> [Problem] Each record must be returned exactly, apart from the pictures, which stay out.

+ + + + +

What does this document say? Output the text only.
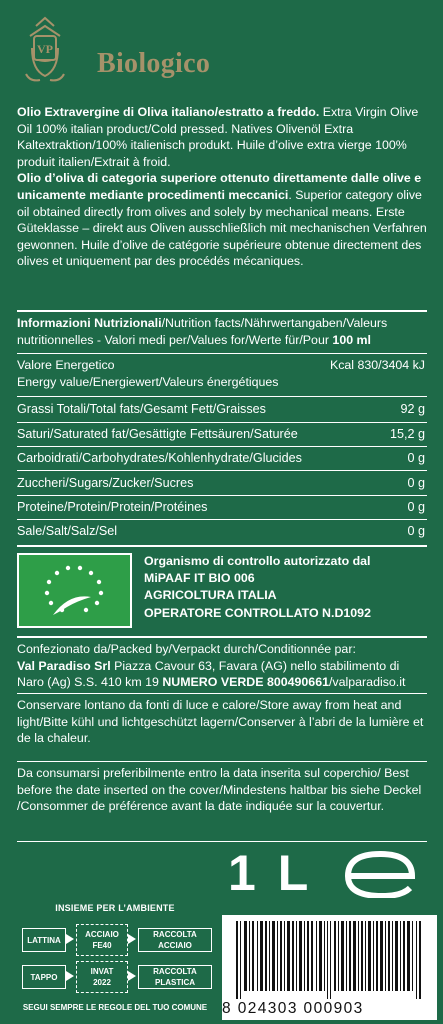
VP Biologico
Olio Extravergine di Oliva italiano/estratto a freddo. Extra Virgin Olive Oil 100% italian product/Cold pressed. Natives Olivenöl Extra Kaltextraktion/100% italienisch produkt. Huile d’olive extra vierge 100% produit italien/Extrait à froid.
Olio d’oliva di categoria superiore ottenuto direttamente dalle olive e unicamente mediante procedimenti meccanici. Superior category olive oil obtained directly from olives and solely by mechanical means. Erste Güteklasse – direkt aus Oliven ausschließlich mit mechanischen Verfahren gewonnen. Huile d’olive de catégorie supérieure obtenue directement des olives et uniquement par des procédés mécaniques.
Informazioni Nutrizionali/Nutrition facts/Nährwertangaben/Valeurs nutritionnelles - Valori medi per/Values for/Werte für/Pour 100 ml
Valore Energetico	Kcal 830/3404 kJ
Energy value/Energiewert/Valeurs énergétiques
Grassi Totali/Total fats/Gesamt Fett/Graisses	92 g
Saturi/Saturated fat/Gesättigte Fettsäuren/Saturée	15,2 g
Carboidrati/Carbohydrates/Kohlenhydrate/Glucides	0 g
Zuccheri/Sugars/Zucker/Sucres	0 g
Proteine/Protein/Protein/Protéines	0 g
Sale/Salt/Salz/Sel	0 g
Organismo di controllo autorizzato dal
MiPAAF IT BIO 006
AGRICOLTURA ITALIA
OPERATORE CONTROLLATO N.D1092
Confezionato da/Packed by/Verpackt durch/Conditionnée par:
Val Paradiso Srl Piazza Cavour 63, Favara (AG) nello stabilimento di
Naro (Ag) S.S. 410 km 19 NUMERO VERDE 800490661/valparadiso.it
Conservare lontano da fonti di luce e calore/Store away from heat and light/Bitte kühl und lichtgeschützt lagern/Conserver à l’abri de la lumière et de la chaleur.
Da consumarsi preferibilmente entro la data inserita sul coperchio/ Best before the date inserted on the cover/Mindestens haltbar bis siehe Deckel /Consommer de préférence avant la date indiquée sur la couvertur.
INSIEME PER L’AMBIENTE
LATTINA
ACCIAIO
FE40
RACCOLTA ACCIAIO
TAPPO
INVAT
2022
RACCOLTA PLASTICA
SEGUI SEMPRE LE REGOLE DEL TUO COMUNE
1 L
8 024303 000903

+ + + + +

> [Reply]
What does this document say? Output the text only.
VP Biologico
Olio Extravergine di Oliva italiano/estratto a freddo. Extra Virgin Olive Oil 100% italian product/Cold pressed. Natives Olivenöl Extra Kaltextraktion/100% italienisch produkt. Huile d’olive extra vierge 100% produit italien/Extrait à froid.
Olio d’oliva di categoria superiore ottenuto direttamente dalle olive e unicamente mediante procedimenti meccanici. Superior category olive oil obtained directly from olives and solely by mechanical means. Erste Güteklasse – direkt aus Oliven ausschließlich mit mechanischen Verfahren gewonnen. Huile d’olive de catégorie supérieure obtenue directement des olives et uniquement par des procédés mécaniques.
Informazioni Nutrizionali/Nutrition facts/Nährwertangaben/Valeurs nutritionnelles - Valori medi per/Values for/Werte für/Pour 100 ml
Valore Energetico	Kcal 830/3404 kJ
Energy value/Energiewert/Valeurs énergétiques
Grassi Totali/Total fats/Gesamt Fett/Graisses	92 g
Saturi/Saturated fat/Gesättigte Fettsäuren/Saturée	15,2 g
Carboidrati/Carbohydrates/Kohlenhydrate/Glucides	0 g
Zuccheri/Sugars/Zucker/Sucres	0 g
Proteine/Protein/Protein/Protéines	0 g
Sale/Salt/Salz/Sel	0 g
Organismo di controllo autorizzato dal
MiPAAF IT BIO 006
AGRICOLTURA ITALIA
OPERATORE CONTROLLATO N.D1092
Confezionato da/Packed by/Verpackt durch/Conditionnée par:
Val Paradiso Srl Piazza Cavour 63, Favara (AG) nello stabilimento di
Naro (Ag) S.S. 410 km 19 NUMERO VERDE 800490661/valparadiso.it
Conservare lontano da fonti di luce e calore/Store away from heat and light/Bitte kühl und lichtgeschützt lagern/Conserver à l’abri de la lumière et de la chaleur.
Da consumarsi preferibilmente entro la data inserita sul coperchio/ Best before the date inserted on the cover/Mindestens haltbar bis siehe Deckel /Consommer de préférence avant la date indiquée sur la couvertur.
INSIEME PER L’AMBIENTE
LATTINA
ACCIAIO
FE40
RACCOLTA ACCIAIO
TAPPO
INVAT
2022
RACCOLTA PLASTICA
SEGUI SEMPRE LE REGOLE DEL TUO COMUNE
1 L
8 024303 000903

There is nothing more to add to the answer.